▼

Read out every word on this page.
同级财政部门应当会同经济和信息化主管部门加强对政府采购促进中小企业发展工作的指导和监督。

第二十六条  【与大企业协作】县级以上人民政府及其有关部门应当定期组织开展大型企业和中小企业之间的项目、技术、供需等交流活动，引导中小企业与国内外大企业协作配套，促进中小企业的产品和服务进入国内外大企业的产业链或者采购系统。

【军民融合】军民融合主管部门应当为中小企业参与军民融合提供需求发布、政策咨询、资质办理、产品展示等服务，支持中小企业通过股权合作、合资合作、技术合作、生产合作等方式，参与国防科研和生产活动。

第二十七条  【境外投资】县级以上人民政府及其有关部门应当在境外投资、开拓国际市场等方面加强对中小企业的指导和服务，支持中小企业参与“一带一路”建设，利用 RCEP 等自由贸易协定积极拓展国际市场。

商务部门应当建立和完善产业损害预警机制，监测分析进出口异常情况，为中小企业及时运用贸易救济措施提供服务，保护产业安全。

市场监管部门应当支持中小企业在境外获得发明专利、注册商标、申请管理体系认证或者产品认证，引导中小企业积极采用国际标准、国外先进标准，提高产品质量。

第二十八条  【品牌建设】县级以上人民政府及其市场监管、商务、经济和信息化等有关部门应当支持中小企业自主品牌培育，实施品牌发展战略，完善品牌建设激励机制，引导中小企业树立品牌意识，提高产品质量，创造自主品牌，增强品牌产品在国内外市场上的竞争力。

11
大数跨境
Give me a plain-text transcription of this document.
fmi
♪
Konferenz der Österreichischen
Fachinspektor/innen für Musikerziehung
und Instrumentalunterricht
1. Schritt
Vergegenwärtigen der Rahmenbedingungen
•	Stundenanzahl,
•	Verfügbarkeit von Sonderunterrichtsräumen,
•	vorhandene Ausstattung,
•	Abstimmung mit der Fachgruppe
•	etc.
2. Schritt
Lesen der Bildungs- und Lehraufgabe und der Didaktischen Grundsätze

▲

- _Exercise aim_
Nothing should be left out: return all of the records exactly.

- _Response for this exercise_
Read out every word on this page.
同级财政部门应当会同经济和信息化主管部门加强对政府采购促进中小企业发展工作的指导和监督。

第二十六条  【与大企业协作】县级以上人民政府及其有关部门应当定期组织开展大型企业和中小企业之间的项目、技术、供需等交流活动，引导中小企业与国内外大企业协作配套，促进中小企业的产品和服务进入国内外大企业的产业链或者采购系统。

【军民融合】军民融合主管部门应当为中小企业参与军民融合提供需求发布、政策咨询、资质办理、产品展示等服务，支持中小企业通过股权合作、合资合作、技术合作、生产合作等方式，参与国防科研和生产活动。

第二十七条  【境外投资】县级以上人民政府及其有关部门应当在境外投资、开拓国际市场等方面加强对中小企业的指导和服务，支持中小企业参与“一带一路”建设，利用 RCEP 等自由贸易协定积极拓展国际市场。

商务部门应当建立和完善产业损害预警机制，监测分析进出口异常情况，为中小企业及时运用贸易救济措施提供服务，保护产业安全。

市场监管部门应当支持中小企业在境外获得发明专利、注册商标、申请管理体系认证或者产品认证，引导中小企业积极采用国际标准、国外先进标准，提高产品质量。

第二十八条  【品牌建设】县级以上人民政府及其市场监管、商务、经济和信息化等有关部门应当支持中小企业自主品牌培育，实施品牌发展战略，完善品牌建设激励机制，引导中小企业树立品牌意识，提高产品质量，创造自主品牌，增强品牌产品在国内外市场上的竞争力。

11
大数跨境
Give me a plain-text transcription of this document.
fmi
♪
Konferenz der Österreichischen
Fachinspektor/innen für Musikerziehung
und Instrumentalunterricht
1. Schritt
Vergegenwärtigen der Rahmenbedingungen
•	Stundenanzahl,
•	Verfügbarkeit von Sonderunterrichtsräumen,
•	vorhandene Ausstattung,
•	Abstimmung mit der Fachgruppe
•	etc.
2. Schritt
Lesen der Bildungs- und Lehraufgabe und der Didaktischen Grundsätze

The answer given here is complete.